• **What is being asked**
Write out every entry exactly as it stands.

--- Task data ---

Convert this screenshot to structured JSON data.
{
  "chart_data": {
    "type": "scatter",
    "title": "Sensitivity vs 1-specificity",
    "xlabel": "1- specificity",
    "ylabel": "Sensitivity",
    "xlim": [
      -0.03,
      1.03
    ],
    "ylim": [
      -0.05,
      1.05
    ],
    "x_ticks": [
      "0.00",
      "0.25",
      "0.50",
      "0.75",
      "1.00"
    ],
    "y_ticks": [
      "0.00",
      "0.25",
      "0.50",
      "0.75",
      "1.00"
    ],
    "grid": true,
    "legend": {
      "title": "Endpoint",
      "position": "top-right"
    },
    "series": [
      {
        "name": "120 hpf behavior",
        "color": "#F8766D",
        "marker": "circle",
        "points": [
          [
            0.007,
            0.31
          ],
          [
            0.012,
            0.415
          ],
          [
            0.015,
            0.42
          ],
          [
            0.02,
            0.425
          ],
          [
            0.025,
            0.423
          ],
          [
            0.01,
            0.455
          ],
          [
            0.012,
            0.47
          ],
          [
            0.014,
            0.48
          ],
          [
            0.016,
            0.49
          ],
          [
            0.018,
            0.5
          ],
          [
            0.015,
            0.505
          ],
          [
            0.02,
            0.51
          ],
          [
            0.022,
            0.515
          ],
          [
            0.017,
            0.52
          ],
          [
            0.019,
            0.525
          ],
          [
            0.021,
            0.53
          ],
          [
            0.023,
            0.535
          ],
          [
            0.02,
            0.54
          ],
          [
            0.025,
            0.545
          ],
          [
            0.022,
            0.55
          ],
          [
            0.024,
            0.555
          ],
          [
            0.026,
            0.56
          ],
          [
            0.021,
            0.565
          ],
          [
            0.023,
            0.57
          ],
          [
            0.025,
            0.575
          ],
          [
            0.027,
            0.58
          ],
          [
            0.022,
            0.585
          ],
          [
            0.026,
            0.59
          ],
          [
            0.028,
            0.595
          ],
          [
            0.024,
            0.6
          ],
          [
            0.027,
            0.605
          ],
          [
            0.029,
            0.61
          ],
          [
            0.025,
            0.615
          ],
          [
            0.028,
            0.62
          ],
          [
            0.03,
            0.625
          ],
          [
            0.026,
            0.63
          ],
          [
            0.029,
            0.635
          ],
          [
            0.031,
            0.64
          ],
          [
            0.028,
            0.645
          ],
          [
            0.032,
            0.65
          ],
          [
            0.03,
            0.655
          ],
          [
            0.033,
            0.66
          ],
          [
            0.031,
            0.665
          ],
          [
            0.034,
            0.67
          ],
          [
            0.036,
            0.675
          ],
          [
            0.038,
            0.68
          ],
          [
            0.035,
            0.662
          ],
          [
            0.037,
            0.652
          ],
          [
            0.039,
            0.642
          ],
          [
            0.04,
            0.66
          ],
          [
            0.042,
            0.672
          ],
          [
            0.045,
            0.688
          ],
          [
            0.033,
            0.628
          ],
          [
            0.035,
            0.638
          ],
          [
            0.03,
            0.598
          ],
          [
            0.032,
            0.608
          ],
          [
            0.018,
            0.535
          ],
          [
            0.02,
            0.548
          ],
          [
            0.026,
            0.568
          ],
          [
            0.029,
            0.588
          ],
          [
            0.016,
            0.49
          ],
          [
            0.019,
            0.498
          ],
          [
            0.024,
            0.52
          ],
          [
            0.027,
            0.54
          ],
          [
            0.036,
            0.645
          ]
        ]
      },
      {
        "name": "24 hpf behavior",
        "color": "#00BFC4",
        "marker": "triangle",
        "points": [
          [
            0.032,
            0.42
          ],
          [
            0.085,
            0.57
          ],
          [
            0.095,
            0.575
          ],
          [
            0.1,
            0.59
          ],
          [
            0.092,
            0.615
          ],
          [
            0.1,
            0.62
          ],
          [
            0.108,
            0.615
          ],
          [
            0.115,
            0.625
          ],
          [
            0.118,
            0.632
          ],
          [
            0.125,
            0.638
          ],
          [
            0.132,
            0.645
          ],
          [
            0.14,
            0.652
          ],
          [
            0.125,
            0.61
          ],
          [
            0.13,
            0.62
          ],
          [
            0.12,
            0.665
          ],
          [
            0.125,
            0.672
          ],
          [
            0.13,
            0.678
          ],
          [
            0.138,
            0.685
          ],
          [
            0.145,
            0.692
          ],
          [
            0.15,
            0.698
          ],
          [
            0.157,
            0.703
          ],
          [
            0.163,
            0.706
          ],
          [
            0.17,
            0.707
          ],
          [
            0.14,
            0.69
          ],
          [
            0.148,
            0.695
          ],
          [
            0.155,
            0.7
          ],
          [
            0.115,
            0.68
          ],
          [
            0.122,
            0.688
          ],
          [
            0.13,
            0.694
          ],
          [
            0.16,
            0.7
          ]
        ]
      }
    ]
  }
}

---

• **Exercise answer**
Convert this screenshot to structured JSON data.
{
  "chart_data": {
    "type": "scatter",
    "title": "Sensitivity vs 1-specificity",
    "xlabel": "1- specificity",
    "ylabel": "Sensitivity",
    "xlim": [
      -0.03,
      1.03
    ],
    "ylim": [
      -0.05,
      1.05
    ],
    "x_ticks": [
      "0.00",
      "0.25",
      "0.50",
      "0.75",
      "1.00"
    ],
    "y_ticks": [
      "0.00",
      "0.25",
      "0.50",
      "0.75",
      "1.00"
    ],
    "grid": true,
    "legend": {
      "title": "Endpoint",
      "position": "top-right"
    },
    "series": [
      {
        "name": "120 hpf behavior",
        "color": "#F8766D",
        "marker": "circle",
        "points": [
          [
            0.007,
            0.31
          ],
          [
            0.012,
            0.415
          ],
          [
            0.015,
            0.42
          ],
          [
            0.02,
            0.425
          ],
          [
            0.025,
            0.423
          ],
          [
            0.01,
            0.455
          ],
          [
            0.012,
            0.47
          ],
          [
            0.014,
            0.48
          ],
          [
            0.016,
            0.49
          ],
          [
            0.018,
            0.5
          ],
          [
            0.015,
            0.505
          ],
          [
            0.02,
            0.51
          ],
          [
            0.022,
            0.515
          ],
          [
            0.017,
            0.52
          ],
          [
            0.019,
            0.525
          ],
          [
            0.021,
            0.53
          ],
          [
            0.023,
            0.535
          ],
          [
            0.02,
            0.54
          ],
          [
            0.025,
            0.545
          ],
          [
            0.022,
            0.55
          ],
          [
            0.024,
            0.555
          ],
          [
            0.026,
            0.56
          ],
          [
            0.021,
            0.565
          ],
          [
            0.023,
            0.57
          ],
          [
            0.025,
            0.575
          ],
          [
            0.027,
            0.58
          ],
          [
            0.022,
            0.585
          ],
          [
            0.026,
            0.59
          ],
          [
            0.028,
            0.595
          ],
          [
            0.024,
            0.6
          ],
          [
            0.027,
            0.605
          ],
          [
            0.029,
            0.61
          ],
          [
            0.025,
            0.615
          ],
          [
            0.028,
            0.62
          ],
          [
            0.03,
            0.625
          ],
          [
            0.026,
            0.63
          ],
          [
            0.029,
            0.635
          ],
          [
            0.031,
            0.64
          ],
          [
            0.028,
            0.645
          ],
          [
            0.032,
            0.65
          ],
          [
            0.03,
            0.655
          ],
          [
            0.033,
            0.66
          ],
          [
            0.031,
            0.665
          ],
          [
            0.034,
            0.67
          ],
          [
            0.036,
            0.675
          ],
          [
            0.038,
            0.68
          ],
          [
            0.035,
            0.662
          ],
          [
            0.037,
            0.652
          ],
          [
            0.039,
            0.642
          ],
          [
            0.04,
            0.66
          ],
          [
            0.042,
            0.672
          ],
          [
            0.045,
            0.688
          ],
          [
            0.033,
            0.628
          ],
          [
            0.035,
            0.638
          ],
          [
            0.03,
            0.598
          ],
          [
            0.032,
            0.608
          ],
          [
            0.018,
            0.535
          ],
          [
            0.02,
            0.548
          ],
          [
            0.026,
            0.568
          ],
          [
            0.029,
            0.588
          ],
          [
            0.016,
            0.49
          ],
          [
            0.019,
            0.498
          ],
          [
            0.024,
            0.52
          ],
          [
            0.027,
            0.54
          ],
          [
            0.036,
            0.645
          ]
        ]
      },
      {
        "name": "24 hpf behavior",
        "color": "#00BFC4",
        "marker": "triangle",
        "points": [
          [
            0.032,
            0.42
          ],
          [
            0.085,
            0.57
          ],
          [
            0.095,
            0.575
          ],
          [
            0.1,
            0.59
          ],
          [
            0.092,
            0.615
          ],
          [
            0.1,
            0.62
          ],
          [
            0.108,
            0.615
          ],
          [
            0.115,
            0.625
          ],
          [
            0.118,
            0.632
          ],
          [
            0.125,
            0.638
          ],
          [
            0.132,
            0.645
          ],
          [
            0.14,
            0.652
          ],
          [
            0.125,
            0.61
          ],
          [
            0.13,
            0.62
          ],
          [
            0.12,
            0.665
          ],
          [
            0.125,
            0.672
          ],
          [
            0.13,
            0.678
          ],
          [
            0.138,
            0.685
          ],
          [
            0.145,
            0.692
          ],
          [
            0.15,
            0.698
          ],
          [
            0.157,
            0.703
          ],
          [
            0.163,
            0.706
          ],
          [
            0.17,
            0.707
          ],
          [
            0.14,
            0.69
          ],
          [
            0.148,
            0.695
          ],
          [
            0.155,
            0.7
          ],
          [
            0.115,
            0.68
          ],
          [
            0.122,
            0.688
          ],
          [
            0.13,
            0.694
          ],
          [
            0.16,
            0.7
          ]
        ]
      }
    ]
  }
}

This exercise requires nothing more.